Entries supplied
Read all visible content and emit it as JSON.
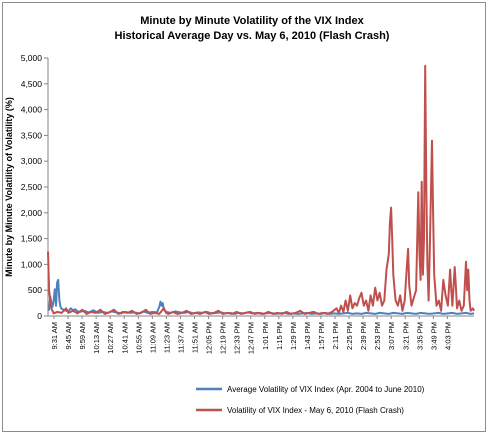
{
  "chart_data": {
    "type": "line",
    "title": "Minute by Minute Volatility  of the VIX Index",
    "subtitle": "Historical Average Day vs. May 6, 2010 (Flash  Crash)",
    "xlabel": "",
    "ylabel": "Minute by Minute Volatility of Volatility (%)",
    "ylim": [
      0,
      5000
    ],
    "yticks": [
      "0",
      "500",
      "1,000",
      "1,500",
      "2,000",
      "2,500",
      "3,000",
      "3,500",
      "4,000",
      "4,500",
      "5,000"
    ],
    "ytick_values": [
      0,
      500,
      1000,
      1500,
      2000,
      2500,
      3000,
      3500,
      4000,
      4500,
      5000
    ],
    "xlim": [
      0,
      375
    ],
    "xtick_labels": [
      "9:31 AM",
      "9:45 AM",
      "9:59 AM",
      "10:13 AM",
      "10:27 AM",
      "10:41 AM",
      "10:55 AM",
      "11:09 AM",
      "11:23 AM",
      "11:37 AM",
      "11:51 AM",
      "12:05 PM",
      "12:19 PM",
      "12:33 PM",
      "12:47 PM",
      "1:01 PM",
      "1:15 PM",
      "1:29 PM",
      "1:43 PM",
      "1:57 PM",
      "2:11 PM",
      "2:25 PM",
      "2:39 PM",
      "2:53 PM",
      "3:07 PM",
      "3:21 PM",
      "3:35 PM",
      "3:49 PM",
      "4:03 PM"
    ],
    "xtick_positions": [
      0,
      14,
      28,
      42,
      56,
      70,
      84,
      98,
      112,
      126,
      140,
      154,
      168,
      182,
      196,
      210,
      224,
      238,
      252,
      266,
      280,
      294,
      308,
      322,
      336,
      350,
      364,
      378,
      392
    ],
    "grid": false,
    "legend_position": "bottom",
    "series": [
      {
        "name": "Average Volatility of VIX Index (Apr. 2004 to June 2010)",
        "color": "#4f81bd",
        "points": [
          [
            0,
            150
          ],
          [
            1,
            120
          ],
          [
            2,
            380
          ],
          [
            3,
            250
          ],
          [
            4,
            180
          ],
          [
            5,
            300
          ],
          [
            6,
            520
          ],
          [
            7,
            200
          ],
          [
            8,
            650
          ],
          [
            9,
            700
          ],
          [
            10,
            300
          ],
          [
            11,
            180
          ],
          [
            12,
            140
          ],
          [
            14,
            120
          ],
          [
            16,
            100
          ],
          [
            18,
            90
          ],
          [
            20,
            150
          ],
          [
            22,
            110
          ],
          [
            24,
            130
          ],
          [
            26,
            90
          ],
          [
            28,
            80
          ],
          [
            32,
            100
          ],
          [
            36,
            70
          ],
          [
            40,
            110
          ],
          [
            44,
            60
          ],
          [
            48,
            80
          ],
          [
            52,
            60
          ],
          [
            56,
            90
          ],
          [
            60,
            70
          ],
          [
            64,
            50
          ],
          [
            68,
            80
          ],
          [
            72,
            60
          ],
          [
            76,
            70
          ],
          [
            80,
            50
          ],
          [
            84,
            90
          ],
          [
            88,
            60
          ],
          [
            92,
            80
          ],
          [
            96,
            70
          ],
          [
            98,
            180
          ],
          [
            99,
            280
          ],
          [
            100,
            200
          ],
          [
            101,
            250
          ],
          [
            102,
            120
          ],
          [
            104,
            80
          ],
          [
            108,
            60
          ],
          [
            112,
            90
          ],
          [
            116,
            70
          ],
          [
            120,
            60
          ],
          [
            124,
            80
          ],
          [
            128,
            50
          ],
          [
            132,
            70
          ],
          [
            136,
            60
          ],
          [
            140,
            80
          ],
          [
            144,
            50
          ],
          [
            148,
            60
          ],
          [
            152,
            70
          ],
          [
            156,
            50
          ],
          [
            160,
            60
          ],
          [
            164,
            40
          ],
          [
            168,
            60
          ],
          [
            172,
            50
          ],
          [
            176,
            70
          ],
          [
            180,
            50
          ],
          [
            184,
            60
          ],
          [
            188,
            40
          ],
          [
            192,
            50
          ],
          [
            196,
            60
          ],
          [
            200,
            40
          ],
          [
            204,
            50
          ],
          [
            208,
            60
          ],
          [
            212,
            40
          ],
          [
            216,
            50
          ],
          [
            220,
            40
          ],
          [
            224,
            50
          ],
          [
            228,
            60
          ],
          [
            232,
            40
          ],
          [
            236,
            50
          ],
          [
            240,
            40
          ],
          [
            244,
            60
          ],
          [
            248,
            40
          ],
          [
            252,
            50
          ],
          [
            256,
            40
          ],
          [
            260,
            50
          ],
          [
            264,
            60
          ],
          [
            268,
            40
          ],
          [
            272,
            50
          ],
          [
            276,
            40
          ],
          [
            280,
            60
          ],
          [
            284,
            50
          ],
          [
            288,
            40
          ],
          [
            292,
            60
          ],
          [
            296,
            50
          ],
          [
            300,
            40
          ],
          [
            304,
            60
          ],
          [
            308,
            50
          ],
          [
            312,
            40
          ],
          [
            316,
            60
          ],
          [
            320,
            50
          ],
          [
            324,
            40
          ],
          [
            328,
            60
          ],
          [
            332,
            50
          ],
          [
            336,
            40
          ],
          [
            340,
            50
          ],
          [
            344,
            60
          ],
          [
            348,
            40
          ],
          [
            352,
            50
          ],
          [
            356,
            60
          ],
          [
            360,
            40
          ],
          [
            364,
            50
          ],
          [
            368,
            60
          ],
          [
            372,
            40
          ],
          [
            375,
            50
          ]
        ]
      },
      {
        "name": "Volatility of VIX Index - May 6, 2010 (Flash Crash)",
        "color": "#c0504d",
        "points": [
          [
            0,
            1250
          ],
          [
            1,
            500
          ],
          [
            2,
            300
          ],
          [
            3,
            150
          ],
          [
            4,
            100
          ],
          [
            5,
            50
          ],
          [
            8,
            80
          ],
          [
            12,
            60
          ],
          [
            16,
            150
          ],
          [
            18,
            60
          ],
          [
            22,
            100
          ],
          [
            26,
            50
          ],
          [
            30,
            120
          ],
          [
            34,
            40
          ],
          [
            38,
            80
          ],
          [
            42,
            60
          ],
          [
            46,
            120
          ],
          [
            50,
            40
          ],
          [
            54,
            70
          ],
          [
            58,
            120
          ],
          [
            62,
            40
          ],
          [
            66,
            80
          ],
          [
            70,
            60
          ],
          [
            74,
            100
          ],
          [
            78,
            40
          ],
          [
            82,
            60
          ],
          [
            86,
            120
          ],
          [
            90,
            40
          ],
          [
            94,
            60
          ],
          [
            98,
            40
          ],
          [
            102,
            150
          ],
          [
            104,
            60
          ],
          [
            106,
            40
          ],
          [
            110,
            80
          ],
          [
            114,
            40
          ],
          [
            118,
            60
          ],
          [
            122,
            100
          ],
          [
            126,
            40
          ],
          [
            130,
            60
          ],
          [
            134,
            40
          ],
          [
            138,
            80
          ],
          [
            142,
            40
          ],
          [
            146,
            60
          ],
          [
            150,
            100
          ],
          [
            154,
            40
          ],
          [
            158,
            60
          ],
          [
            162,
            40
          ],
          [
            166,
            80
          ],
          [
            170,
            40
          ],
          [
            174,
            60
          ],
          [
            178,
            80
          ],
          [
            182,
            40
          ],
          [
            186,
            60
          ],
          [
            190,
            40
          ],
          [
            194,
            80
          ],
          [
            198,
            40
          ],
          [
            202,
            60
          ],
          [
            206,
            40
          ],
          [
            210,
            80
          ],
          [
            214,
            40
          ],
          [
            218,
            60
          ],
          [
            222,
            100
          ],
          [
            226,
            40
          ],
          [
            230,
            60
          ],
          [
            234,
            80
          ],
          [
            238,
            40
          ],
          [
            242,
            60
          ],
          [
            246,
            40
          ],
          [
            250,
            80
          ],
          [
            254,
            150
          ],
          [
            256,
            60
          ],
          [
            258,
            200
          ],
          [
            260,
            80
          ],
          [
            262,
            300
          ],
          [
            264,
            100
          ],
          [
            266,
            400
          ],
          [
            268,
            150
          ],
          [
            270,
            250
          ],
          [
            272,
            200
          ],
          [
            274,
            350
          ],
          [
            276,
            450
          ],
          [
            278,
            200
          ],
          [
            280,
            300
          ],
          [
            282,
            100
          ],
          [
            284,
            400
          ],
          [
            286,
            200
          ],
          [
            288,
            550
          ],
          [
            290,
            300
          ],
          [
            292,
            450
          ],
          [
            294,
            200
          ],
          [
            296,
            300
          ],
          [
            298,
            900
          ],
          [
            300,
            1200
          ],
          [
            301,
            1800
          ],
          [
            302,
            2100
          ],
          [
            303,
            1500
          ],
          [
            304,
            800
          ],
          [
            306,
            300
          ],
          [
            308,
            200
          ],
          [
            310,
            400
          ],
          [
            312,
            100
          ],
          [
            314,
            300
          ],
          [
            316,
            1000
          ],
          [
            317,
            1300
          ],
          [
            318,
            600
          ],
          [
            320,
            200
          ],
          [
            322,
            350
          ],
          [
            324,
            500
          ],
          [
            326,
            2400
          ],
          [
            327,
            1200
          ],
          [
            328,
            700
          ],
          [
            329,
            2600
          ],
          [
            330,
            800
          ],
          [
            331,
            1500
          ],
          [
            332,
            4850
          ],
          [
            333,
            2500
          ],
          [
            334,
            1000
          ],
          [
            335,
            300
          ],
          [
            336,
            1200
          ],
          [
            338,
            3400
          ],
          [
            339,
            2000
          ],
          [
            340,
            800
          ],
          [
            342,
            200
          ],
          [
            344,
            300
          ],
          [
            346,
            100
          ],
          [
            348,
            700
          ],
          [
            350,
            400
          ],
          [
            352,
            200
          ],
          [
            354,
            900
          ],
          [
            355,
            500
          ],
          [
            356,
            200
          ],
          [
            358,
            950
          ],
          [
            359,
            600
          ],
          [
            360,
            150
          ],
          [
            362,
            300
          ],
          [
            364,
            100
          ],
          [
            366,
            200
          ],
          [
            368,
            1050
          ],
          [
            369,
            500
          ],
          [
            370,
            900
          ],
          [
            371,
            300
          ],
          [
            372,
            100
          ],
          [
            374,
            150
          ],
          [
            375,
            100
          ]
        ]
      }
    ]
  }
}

Job
Pull out every line in the data above that has the word "Crash".

The completed task
    "subtitle": "Historical Average Day vs. May 6, 2010 (Flash  Crash)",
        "name": "Volatility of VIX Index - May 6, 2010 (Flash Crash)",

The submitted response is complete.